▸ Record excerpts
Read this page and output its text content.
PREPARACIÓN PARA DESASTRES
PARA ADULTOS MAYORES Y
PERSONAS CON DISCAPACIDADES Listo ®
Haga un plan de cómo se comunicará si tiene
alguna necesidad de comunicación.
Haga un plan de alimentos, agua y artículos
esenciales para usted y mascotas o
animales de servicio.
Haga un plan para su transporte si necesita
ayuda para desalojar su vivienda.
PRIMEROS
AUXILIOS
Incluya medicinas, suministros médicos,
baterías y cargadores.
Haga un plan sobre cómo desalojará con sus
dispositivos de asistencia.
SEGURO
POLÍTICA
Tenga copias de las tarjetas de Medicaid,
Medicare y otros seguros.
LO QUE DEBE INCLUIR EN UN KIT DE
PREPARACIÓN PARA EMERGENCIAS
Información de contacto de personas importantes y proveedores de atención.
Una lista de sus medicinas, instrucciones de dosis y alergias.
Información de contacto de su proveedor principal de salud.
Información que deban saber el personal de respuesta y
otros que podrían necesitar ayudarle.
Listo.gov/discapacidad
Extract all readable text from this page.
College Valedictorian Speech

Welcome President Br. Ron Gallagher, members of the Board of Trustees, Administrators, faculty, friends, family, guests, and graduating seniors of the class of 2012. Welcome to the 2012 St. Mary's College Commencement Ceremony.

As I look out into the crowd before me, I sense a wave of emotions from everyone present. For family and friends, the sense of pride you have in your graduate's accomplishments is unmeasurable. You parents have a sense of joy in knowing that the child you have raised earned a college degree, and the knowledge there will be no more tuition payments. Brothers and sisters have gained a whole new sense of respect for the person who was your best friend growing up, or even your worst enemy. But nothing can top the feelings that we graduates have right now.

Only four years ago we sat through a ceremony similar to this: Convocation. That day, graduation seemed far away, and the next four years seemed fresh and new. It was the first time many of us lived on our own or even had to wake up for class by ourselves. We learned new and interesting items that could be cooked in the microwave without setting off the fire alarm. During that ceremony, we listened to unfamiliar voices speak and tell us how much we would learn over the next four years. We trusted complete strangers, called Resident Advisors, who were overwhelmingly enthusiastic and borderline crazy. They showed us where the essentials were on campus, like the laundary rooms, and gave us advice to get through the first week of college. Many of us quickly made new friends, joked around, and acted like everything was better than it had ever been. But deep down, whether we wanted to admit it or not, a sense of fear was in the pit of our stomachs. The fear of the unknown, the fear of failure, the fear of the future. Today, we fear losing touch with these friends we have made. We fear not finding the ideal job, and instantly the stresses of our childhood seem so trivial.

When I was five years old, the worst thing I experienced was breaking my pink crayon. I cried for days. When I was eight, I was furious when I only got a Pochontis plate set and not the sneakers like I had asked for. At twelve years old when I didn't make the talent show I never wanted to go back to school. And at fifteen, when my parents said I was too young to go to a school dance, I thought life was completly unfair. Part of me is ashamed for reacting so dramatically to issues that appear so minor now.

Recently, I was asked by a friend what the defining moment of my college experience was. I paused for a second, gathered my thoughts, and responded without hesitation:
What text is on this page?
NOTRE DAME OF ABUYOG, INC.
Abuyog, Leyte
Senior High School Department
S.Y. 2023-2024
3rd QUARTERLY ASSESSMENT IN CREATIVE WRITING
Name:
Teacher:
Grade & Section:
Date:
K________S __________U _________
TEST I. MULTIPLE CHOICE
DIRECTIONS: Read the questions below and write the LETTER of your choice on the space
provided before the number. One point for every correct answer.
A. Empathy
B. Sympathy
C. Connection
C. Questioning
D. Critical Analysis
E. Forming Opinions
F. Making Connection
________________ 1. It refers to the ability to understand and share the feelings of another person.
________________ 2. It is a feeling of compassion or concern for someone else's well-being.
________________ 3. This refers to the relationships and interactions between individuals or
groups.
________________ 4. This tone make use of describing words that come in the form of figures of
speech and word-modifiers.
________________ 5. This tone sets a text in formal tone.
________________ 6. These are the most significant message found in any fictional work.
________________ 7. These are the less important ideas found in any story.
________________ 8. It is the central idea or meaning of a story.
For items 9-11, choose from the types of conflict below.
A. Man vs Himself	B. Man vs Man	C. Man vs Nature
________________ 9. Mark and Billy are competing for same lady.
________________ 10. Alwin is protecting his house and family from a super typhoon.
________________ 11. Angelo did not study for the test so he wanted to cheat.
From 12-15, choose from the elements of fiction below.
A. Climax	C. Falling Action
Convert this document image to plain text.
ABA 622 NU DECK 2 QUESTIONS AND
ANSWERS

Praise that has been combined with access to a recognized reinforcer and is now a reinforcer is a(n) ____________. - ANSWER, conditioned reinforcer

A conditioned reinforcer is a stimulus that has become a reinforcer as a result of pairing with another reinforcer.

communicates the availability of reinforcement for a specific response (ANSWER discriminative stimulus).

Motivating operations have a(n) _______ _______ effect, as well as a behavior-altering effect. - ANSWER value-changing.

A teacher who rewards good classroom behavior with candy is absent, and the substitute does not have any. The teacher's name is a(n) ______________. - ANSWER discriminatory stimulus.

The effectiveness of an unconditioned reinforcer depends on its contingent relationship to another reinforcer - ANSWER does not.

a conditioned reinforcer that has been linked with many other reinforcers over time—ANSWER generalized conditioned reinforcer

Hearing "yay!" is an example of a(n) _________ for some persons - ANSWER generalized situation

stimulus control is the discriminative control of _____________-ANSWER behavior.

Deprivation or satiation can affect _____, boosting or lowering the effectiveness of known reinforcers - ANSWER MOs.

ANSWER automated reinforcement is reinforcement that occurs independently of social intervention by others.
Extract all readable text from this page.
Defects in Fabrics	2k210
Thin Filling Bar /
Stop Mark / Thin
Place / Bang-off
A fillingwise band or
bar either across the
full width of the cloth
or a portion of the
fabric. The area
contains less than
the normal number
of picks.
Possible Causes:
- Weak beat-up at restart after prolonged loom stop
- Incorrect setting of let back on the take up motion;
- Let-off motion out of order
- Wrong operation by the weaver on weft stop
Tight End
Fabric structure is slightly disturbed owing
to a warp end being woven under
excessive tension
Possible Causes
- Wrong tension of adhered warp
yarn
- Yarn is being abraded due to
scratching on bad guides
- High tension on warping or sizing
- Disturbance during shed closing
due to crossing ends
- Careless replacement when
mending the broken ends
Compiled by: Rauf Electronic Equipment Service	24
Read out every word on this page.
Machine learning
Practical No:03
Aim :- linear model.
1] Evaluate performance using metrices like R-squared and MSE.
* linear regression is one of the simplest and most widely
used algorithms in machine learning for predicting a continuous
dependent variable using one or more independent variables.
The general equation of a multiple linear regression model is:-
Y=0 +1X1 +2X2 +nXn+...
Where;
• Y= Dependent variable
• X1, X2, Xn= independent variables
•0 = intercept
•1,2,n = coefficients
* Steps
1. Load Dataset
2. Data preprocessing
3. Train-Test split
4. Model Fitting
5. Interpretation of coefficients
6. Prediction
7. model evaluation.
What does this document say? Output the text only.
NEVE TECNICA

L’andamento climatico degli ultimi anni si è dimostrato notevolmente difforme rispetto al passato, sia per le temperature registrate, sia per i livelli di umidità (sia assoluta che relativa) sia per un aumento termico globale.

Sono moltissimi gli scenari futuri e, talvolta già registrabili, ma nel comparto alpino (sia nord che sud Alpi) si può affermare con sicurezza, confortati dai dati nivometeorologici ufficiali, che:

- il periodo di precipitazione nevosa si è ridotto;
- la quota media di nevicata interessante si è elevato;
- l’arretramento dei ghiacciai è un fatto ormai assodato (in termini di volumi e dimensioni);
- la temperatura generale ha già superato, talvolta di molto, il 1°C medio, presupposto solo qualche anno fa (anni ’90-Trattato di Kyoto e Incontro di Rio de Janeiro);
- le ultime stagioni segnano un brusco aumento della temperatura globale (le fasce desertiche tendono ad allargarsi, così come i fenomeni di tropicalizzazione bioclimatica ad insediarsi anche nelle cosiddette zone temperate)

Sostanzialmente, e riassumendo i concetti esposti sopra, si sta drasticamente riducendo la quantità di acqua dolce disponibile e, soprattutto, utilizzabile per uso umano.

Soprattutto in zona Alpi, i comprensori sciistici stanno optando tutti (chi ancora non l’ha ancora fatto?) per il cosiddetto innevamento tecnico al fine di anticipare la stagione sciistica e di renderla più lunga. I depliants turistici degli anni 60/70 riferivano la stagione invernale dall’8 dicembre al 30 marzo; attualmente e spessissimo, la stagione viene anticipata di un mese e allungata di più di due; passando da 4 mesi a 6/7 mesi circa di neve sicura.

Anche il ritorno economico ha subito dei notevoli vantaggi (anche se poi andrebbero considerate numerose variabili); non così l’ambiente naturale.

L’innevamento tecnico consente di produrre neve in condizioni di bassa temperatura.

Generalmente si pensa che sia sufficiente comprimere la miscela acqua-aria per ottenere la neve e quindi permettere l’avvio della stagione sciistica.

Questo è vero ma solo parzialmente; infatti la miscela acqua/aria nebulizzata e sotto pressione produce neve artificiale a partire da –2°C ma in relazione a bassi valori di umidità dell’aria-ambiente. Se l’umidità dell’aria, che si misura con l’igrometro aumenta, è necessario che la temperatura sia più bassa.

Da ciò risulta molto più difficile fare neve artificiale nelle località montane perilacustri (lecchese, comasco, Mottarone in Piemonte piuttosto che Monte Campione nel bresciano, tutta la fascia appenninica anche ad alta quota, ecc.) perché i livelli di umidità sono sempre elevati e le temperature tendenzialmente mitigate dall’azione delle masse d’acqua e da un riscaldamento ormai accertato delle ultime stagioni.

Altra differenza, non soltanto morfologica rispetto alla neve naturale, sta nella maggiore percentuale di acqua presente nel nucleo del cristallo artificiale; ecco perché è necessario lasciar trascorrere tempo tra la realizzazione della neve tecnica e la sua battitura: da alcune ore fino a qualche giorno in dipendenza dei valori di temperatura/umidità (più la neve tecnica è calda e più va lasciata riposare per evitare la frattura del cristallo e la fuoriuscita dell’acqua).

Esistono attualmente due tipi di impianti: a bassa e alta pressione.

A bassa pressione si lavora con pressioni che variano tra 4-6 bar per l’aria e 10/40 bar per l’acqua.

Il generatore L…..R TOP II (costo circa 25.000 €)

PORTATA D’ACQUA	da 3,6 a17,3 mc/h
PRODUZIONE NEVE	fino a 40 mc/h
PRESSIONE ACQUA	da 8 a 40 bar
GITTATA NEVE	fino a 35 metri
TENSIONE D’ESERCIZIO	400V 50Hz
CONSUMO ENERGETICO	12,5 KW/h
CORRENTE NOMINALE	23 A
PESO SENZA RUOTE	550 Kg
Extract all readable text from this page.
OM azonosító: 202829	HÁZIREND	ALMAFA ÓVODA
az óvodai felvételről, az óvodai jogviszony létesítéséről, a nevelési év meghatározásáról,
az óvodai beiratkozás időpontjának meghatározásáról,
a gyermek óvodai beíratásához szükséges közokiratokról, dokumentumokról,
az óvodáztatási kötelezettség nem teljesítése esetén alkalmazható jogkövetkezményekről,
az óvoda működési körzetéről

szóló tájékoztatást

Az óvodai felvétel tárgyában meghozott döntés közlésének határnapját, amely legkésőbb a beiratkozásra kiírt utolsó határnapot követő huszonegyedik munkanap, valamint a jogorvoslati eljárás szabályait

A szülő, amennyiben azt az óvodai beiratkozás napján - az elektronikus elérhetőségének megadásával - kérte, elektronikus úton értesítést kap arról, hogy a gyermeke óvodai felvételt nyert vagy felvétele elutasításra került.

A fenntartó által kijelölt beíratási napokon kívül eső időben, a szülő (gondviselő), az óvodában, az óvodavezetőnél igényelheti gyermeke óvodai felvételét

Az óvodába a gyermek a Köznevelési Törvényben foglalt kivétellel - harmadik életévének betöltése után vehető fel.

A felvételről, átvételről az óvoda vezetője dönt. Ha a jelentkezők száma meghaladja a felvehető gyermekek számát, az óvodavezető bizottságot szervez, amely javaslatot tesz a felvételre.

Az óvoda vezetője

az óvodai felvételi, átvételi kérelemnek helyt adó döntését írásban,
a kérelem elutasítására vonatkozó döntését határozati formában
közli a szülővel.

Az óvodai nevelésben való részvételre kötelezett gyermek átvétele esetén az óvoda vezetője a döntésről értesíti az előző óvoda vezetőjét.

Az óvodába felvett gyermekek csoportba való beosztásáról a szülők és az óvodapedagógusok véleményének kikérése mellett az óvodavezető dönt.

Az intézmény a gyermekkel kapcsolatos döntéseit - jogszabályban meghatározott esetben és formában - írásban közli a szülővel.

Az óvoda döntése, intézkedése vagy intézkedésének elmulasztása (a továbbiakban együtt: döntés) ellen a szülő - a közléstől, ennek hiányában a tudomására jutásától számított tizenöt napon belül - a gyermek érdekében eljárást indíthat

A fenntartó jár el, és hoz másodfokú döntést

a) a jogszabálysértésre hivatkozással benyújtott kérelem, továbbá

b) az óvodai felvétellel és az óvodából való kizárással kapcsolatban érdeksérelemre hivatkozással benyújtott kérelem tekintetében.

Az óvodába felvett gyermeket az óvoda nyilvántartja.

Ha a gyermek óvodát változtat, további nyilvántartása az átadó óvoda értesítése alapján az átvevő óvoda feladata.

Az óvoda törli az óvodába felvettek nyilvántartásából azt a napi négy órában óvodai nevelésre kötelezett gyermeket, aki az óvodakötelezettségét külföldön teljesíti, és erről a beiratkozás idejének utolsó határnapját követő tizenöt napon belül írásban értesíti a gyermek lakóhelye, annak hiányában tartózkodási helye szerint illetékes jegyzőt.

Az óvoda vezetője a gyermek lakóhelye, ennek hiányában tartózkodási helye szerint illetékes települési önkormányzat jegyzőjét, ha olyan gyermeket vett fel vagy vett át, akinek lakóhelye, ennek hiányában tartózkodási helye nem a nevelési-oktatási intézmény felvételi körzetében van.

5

▸ Instructions to follow
Copy out all lines above that include the string "necessario".

▸ Solution to this exercise
Questo è vero ma solo parzialmente; infatti la miscela acqua/aria nebulizzata e sotto pressione produce neve artificiale a partire da –2°C ma in relazione a bassi valori di umidità dell’aria-ambiente. Se l’umidità dell’aria, che si misura con l’igrometro aumenta, è necessario che la temperatura sia più bassa.
Altra differenza, non soltanto morfologica rispetto alla neve naturale, sta nella maggiore percentuale di acqua presente nel nucleo del cristallo artificiale; ecco perché è necessario lasciar trascorrere tempo tra la realizzazione della neve tecnica e la sua battitura: da alcune ore fino a qualche giorno in dipendenza dei valori di temperatura/umidità (più la neve tecnica è calda e più va lasciata riposare per evitare la frattura del cristallo e la fuoriuscita dell’acqua).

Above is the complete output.